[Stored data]
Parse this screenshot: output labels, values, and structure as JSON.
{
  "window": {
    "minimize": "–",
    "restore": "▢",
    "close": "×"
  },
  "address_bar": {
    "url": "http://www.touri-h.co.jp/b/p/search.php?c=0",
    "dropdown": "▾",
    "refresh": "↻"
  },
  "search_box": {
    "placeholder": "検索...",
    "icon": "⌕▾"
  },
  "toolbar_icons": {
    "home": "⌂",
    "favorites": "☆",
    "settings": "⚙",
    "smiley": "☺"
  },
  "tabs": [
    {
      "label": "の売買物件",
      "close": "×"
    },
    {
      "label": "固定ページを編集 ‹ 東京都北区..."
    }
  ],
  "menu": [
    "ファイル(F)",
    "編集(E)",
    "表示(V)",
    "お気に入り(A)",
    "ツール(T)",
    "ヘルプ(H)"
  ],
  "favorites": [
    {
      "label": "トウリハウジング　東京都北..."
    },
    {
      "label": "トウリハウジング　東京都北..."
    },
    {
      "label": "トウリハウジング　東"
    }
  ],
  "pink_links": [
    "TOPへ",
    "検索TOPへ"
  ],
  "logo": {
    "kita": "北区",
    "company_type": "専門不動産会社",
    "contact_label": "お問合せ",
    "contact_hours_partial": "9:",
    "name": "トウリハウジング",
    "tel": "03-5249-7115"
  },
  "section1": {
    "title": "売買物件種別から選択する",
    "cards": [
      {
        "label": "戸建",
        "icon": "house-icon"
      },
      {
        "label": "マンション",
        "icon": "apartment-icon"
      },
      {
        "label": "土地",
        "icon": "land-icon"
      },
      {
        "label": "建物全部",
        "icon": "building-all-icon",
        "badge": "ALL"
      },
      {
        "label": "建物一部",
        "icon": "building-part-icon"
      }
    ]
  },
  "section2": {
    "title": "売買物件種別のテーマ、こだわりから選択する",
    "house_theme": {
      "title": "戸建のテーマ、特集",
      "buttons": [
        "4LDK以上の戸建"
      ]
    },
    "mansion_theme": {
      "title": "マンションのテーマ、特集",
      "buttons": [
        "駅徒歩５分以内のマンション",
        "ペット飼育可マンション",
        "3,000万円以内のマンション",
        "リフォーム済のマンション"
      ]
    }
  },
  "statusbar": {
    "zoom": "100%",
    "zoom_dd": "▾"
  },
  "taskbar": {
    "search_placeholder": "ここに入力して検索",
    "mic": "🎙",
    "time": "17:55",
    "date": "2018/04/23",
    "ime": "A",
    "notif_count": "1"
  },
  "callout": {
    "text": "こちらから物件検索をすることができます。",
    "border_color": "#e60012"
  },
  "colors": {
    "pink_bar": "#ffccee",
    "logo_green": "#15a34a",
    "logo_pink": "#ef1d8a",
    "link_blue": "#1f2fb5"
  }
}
...
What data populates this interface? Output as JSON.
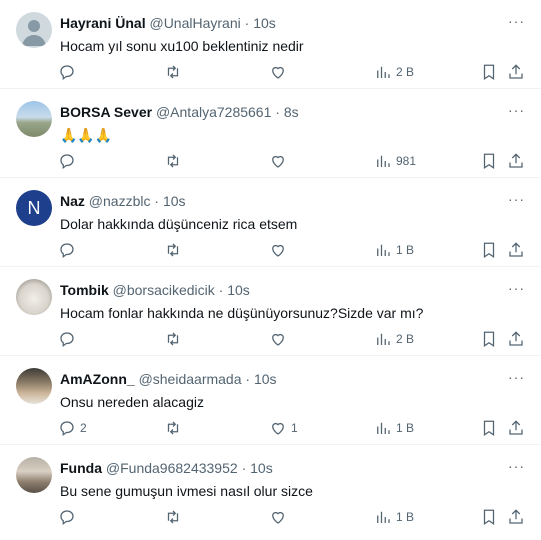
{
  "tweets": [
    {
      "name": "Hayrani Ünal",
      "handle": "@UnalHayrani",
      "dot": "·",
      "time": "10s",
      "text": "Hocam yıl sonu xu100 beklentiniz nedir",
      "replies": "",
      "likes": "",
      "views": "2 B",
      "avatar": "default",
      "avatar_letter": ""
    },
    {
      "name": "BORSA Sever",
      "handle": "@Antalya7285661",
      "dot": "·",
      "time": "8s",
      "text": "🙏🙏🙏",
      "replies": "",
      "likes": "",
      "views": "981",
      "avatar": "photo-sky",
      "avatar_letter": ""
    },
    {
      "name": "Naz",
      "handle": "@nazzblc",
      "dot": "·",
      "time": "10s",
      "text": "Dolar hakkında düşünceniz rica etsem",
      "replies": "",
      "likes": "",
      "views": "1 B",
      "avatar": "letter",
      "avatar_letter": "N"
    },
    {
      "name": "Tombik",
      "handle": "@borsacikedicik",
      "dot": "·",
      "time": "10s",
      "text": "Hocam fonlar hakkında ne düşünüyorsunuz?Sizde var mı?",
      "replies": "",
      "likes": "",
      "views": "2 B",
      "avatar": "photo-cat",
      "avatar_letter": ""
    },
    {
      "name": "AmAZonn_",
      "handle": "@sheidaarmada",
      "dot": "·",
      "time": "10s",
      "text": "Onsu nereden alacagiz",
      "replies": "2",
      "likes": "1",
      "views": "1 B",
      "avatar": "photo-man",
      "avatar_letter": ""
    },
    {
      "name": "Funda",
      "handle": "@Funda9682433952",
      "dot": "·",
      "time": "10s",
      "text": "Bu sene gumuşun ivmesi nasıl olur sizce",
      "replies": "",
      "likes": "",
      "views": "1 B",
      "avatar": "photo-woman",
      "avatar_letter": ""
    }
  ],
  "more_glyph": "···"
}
==
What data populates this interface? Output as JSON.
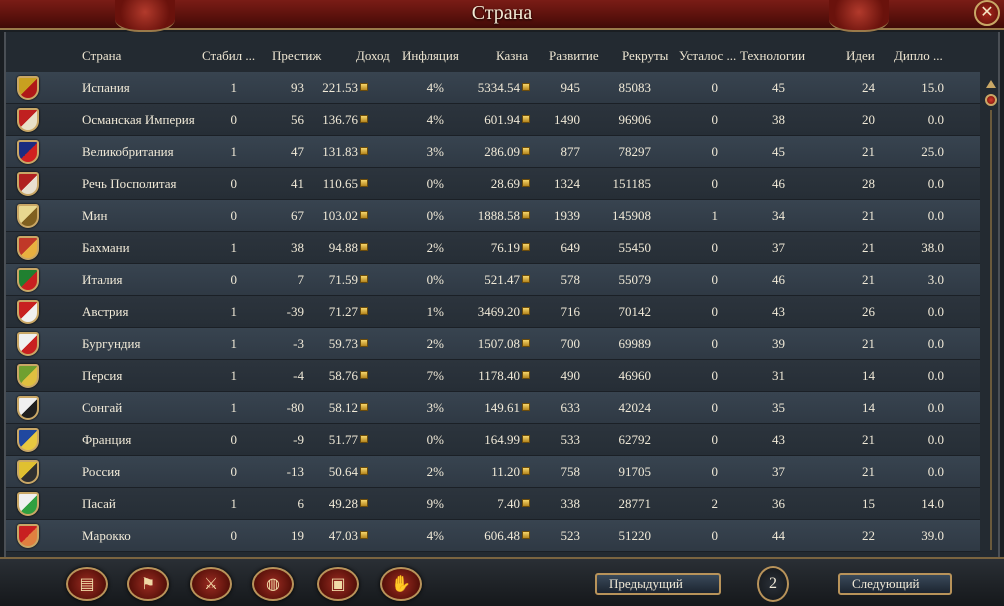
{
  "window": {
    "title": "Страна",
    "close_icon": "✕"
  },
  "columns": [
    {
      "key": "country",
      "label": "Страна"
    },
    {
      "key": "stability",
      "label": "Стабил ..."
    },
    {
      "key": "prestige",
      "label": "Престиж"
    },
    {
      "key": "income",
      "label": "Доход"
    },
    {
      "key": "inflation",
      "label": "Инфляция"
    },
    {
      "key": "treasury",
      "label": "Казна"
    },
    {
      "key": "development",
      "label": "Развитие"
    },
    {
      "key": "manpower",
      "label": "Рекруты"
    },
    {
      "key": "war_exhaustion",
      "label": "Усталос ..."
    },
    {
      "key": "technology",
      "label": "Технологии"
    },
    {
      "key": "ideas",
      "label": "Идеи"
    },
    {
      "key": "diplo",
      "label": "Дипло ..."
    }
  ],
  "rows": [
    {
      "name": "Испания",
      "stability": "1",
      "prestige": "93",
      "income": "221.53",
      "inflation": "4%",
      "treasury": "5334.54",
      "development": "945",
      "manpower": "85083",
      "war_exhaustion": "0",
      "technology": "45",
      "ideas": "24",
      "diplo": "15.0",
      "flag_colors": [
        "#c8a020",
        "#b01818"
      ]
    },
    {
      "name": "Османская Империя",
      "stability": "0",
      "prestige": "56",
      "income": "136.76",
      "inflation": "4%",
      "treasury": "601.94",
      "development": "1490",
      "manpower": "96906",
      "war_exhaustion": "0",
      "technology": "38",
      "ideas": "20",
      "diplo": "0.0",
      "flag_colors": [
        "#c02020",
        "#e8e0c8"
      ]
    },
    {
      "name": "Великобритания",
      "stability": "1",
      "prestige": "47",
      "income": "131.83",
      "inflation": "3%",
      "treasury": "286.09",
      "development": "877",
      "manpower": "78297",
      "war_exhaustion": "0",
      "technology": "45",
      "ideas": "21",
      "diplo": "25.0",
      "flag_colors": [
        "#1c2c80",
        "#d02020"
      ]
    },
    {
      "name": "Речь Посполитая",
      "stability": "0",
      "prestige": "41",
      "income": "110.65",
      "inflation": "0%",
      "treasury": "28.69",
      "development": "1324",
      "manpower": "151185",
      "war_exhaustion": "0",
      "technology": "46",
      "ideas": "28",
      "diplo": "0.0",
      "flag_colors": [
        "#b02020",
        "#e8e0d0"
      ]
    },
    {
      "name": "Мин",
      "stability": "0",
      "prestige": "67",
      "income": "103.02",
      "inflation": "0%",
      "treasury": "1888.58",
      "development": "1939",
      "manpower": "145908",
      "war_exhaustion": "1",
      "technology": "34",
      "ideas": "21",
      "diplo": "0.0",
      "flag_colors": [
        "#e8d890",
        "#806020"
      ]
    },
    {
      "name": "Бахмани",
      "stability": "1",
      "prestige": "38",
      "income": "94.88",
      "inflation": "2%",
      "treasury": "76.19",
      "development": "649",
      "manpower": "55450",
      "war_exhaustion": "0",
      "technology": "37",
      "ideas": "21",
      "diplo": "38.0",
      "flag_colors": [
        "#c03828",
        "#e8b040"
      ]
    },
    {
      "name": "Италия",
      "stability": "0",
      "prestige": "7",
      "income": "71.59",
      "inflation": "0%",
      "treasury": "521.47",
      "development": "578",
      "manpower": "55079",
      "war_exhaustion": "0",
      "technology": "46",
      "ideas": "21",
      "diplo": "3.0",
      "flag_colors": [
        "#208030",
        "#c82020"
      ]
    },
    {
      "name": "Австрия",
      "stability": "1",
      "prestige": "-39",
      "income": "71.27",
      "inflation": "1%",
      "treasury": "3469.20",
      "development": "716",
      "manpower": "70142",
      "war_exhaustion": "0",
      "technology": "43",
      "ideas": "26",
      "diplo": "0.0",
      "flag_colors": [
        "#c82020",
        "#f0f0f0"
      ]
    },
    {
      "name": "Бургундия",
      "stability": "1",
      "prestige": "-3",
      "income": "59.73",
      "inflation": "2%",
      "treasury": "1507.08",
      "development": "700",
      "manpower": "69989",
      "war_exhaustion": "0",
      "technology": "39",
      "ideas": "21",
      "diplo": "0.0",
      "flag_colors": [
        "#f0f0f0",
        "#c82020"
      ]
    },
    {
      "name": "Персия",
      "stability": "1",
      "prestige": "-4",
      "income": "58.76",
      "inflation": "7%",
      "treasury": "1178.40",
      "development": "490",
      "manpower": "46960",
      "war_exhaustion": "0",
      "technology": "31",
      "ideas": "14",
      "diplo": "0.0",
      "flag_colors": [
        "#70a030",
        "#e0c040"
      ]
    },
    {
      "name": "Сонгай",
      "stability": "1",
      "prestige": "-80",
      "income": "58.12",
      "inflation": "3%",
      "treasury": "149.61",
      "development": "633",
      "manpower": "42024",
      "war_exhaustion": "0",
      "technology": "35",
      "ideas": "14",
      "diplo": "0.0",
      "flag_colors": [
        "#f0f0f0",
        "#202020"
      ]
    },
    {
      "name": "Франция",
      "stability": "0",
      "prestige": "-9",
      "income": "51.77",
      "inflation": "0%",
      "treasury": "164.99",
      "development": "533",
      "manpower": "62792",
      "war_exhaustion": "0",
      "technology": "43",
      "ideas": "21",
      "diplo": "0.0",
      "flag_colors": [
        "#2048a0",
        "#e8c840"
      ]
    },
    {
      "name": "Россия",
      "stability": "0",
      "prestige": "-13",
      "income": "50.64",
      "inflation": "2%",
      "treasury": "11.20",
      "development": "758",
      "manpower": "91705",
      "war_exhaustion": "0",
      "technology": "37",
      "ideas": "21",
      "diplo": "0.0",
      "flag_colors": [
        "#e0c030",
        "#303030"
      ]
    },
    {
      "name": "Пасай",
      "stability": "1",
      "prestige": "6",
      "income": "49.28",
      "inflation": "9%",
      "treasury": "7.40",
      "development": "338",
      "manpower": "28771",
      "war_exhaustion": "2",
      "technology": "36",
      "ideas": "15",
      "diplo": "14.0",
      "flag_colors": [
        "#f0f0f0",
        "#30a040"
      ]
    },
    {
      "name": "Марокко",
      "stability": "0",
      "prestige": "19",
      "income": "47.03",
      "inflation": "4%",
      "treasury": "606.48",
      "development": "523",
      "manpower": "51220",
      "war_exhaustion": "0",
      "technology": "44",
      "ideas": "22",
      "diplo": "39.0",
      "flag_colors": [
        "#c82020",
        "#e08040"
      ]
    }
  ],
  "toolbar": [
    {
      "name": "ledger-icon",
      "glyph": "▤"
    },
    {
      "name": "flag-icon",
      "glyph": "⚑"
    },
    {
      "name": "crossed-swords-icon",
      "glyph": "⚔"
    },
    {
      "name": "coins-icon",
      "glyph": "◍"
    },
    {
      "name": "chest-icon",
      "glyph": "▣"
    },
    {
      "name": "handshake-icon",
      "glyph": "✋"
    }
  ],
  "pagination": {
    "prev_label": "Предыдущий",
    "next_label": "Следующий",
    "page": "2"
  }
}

• [Problem details]:
Write out each line of the data that holds the string "Hocam".

• [Answer to this exercise]:
      "text": "Hocam yıl sonu xu100 beklentiniz nedir",
      "text": "Hocam fonlar hakkında ne düşünüyorsunuz?Sizde var mı?",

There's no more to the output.